» Work to complete: Show every line containing "axis" by copying it.

++++ Data for this exercise ++++

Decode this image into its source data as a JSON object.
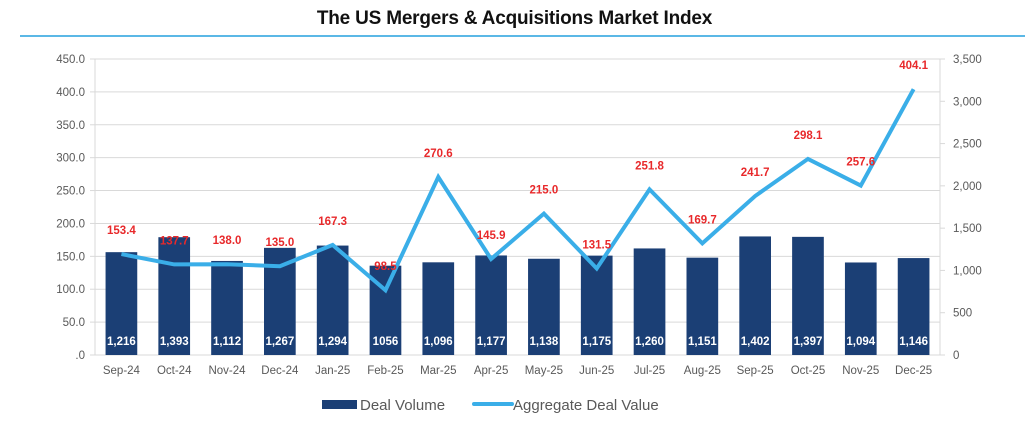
{
  "chart_data": {
    "type": "bar",
    "title": "The US Mergers & Acquisitions Market Index",
    "categories": [
      "Sep-24",
      "Oct-24",
      "Nov-24",
      "Dec-24",
      "Jan-25",
      "Feb-25",
      "Mar-25",
      "Apr-25",
      "May-25",
      "Jun-25",
      "Jul-25",
      "Aug-25",
      "Sep-25",
      "Oct-25",
      "Nov-25",
      "Dec-25"
    ],
    "series": [
      {
        "name": "Deal Volume",
        "type": "bar",
        "axis": "right",
        "color": "#1b3f75",
        "values": [
          1216,
          1393,
          1112,
          1267,
          1294,
          1056,
          1096,
          1177,
          1138,
          1175,
          1260,
          1151,
          1402,
          1397,
          1094,
          1146
        ],
        "labels": [
          "1,216",
          "1,393",
          "1,112",
          "1,267",
          "1,294",
          "1056",
          "1,096",
          "1,177",
          "1,138",
          "1,175",
          "1,260",
          "1,151",
          "1,402",
          "1,397",
          "1,094",
          "1,146"
        ]
      },
      {
        "name": "Aggregate Deal Value",
        "type": "line",
        "axis": "left",
        "color": "#3aaee8",
        "values": [
          153.4,
          137.7,
          138.0,
          135.0,
          167.3,
          98.5,
          270.6,
          145.9,
          215.0,
          131.5,
          251.8,
          169.7,
          241.7,
          298.1,
          257.6,
          404.1
        ],
        "labels": [
          "153.4",
          "137.7",
          "138.0",
          "135.0",
          "167.3",
          "98.5",
          "270.6",
          "145.9",
          "215.0",
          "131.5",
          "251.8",
          "169.7",
          "241.7",
          "298.1",
          "257.6",
          "404.1"
        ],
        "label_color": "#e8292b"
      }
    ],
    "y_left": {
      "ylim": [
        0,
        450
      ],
      "ticks": [
        ".0",
        "50.0",
        "100.0",
        "150.0",
        "200.0",
        "250.0",
        "300.0",
        "350.0",
        "400.0",
        "450.0"
      ]
    },
    "y_right": {
      "ylim": [
        0,
        3500
      ],
      "ticks": [
        "0",
        "500",
        "1,000",
        "1,500",
        "2,000",
        "2,500",
        "3,000",
        "3,500"
      ]
    },
    "xlabel": "",
    "ylabel": "",
    "grid": true,
    "legend": {
      "position": "bottom",
      "entries": [
        "Deal Volume",
        "Aggregate Deal Value"
      ]
    }
  }
}
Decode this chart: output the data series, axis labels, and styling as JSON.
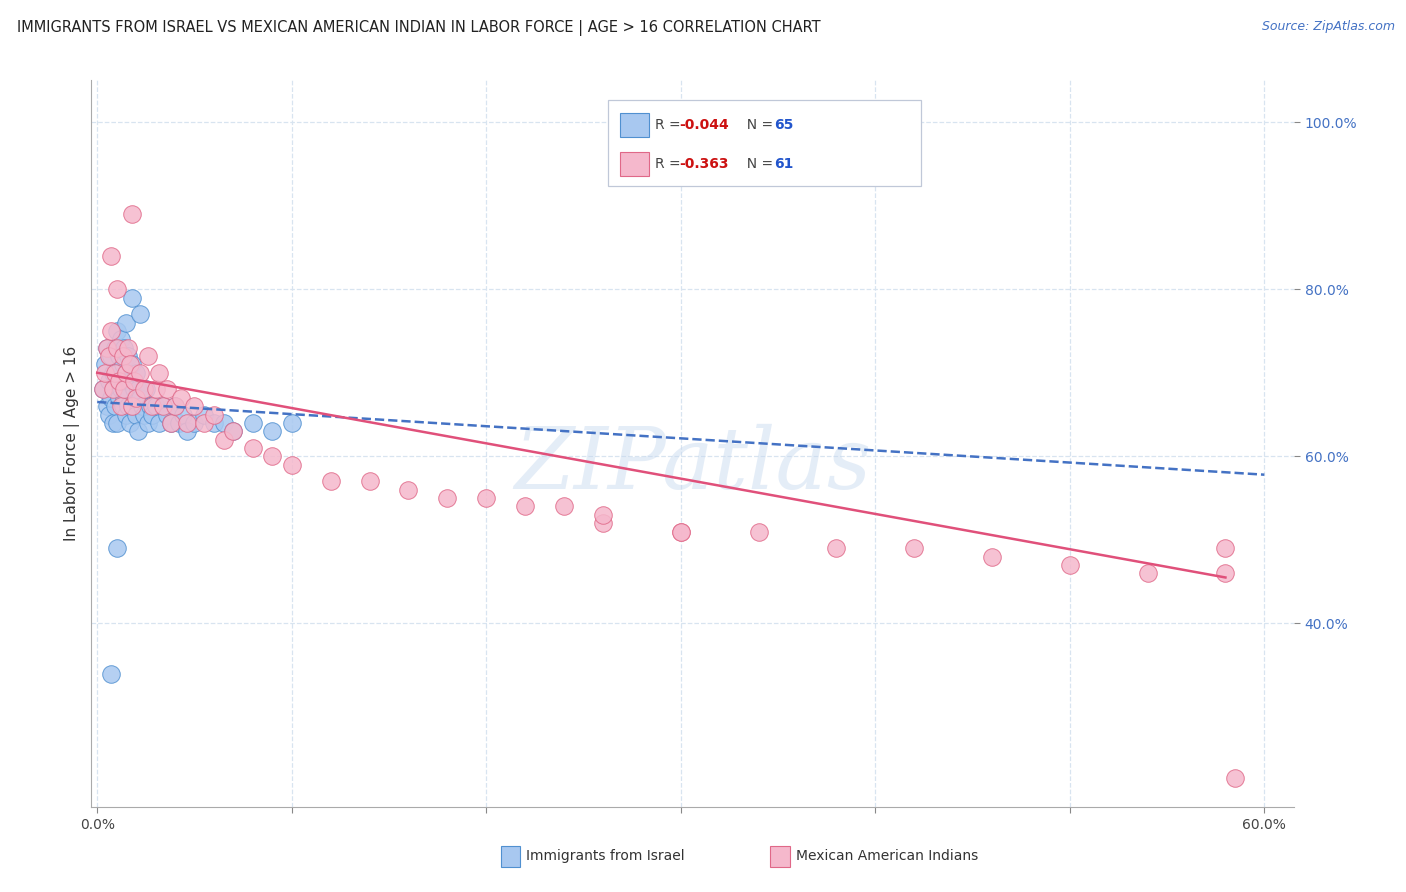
{
  "title": "IMMIGRANTS FROM ISRAEL VS MEXICAN AMERICAN INDIAN IN LABOR FORCE | AGE > 16 CORRELATION CHART",
  "source": "Source: ZipAtlas.com",
  "ylabel": "In Labor Force | Age > 16",
  "xlim": [
    -0.003,
    0.615
  ],
  "ylim": [
    0.18,
    1.05
  ],
  "xticks": [
    0.0,
    0.1,
    0.2,
    0.3,
    0.4,
    0.5,
    0.6
  ],
  "xticklabels": [
    "0.0%",
    "",
    "",
    "",
    "",
    "",
    "60.0%"
  ],
  "yticks_right": [
    0.4,
    0.6,
    0.8,
    1.0
  ],
  "yticklabels_right": [
    "40.0%",
    "60.0%",
    "80.0%",
    "100.0%"
  ],
  "watermark": "ZIPatlas",
  "legend_r1": "-0.044",
  "legend_n1": "65",
  "legend_r2": "-0.363",
  "legend_n2": "61",
  "blue_color": "#a8c8f0",
  "pink_color": "#f5b8cc",
  "blue_edge": "#5090d0",
  "pink_edge": "#e06888",
  "trend_blue": "#4472c4",
  "trend_pink": "#e0507a",
  "background": "#ffffff",
  "grid_color": "#d8e4f0",
  "blue_scatter_x": [
    0.003,
    0.004,
    0.005,
    0.005,
    0.006,
    0.006,
    0.007,
    0.007,
    0.008,
    0.008,
    0.009,
    0.009,
    0.01,
    0.01,
    0.01,
    0.011,
    0.011,
    0.012,
    0.012,
    0.013,
    0.013,
    0.014,
    0.014,
    0.015,
    0.015,
    0.016,
    0.016,
    0.017,
    0.017,
    0.018,
    0.018,
    0.019,
    0.02,
    0.02,
    0.021,
    0.021,
    0.022,
    0.023,
    0.024,
    0.025,
    0.026,
    0.027,
    0.028,
    0.03,
    0.032,
    0.034,
    0.036,
    0.038,
    0.04,
    0.042,
    0.044,
    0.046,
    0.05,
    0.055,
    0.06,
    0.065,
    0.07,
    0.08,
    0.09,
    0.1,
    0.007,
    0.01,
    0.015,
    0.018,
    0.022
  ],
  "blue_scatter_y": [
    0.68,
    0.71,
    0.73,
    0.66,
    0.69,
    0.65,
    0.72,
    0.67,
    0.7,
    0.64,
    0.73,
    0.66,
    0.75,
    0.7,
    0.64,
    0.72,
    0.67,
    0.74,
    0.68,
    0.71,
    0.66,
    0.73,
    0.67,
    0.7,
    0.65,
    0.72,
    0.66,
    0.69,
    0.64,
    0.71,
    0.66,
    0.68,
    0.7,
    0.65,
    0.68,
    0.63,
    0.67,
    0.66,
    0.65,
    0.68,
    0.64,
    0.66,
    0.65,
    0.66,
    0.64,
    0.66,
    0.65,
    0.64,
    0.66,
    0.64,
    0.65,
    0.63,
    0.64,
    0.65,
    0.64,
    0.64,
    0.63,
    0.64,
    0.63,
    0.64,
    0.34,
    0.49,
    0.76,
    0.79,
    0.77
  ],
  "pink_scatter_x": [
    0.003,
    0.004,
    0.005,
    0.006,
    0.007,
    0.008,
    0.009,
    0.01,
    0.011,
    0.012,
    0.013,
    0.014,
    0.015,
    0.016,
    0.017,
    0.018,
    0.019,
    0.02,
    0.022,
    0.024,
    0.026,
    0.028,
    0.03,
    0.032,
    0.034,
    0.036,
    0.038,
    0.04,
    0.043,
    0.046,
    0.05,
    0.055,
    0.06,
    0.065,
    0.07,
    0.08,
    0.09,
    0.1,
    0.12,
    0.14,
    0.16,
    0.18,
    0.2,
    0.22,
    0.24,
    0.26,
    0.3,
    0.34,
    0.38,
    0.42,
    0.46,
    0.5,
    0.54,
    0.58,
    0.007,
    0.01,
    0.018,
    0.26,
    0.3,
    0.58,
    0.585
  ],
  "pink_scatter_y": [
    0.68,
    0.7,
    0.73,
    0.72,
    0.75,
    0.68,
    0.7,
    0.73,
    0.69,
    0.66,
    0.72,
    0.68,
    0.7,
    0.73,
    0.71,
    0.66,
    0.69,
    0.67,
    0.7,
    0.68,
    0.72,
    0.66,
    0.68,
    0.7,
    0.66,
    0.68,
    0.64,
    0.66,
    0.67,
    0.64,
    0.66,
    0.64,
    0.65,
    0.62,
    0.63,
    0.61,
    0.6,
    0.59,
    0.57,
    0.57,
    0.56,
    0.55,
    0.55,
    0.54,
    0.54,
    0.52,
    0.51,
    0.51,
    0.49,
    0.49,
    0.48,
    0.47,
    0.46,
    0.46,
    0.84,
    0.8,
    0.89,
    0.53,
    0.51,
    0.49,
    0.215
  ],
  "blue_trend_x": [
    0.0,
    0.6
  ],
  "blue_trend_y": [
    0.665,
    0.578
  ],
  "pink_trend_x": [
    0.0,
    0.58
  ],
  "pink_trend_y": [
    0.7,
    0.455
  ]
}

++++

» Solved exercise:
        "axis": "right",
        "axis": "left",
Decode this chart: output the data series, axis labels, and styling as JSON.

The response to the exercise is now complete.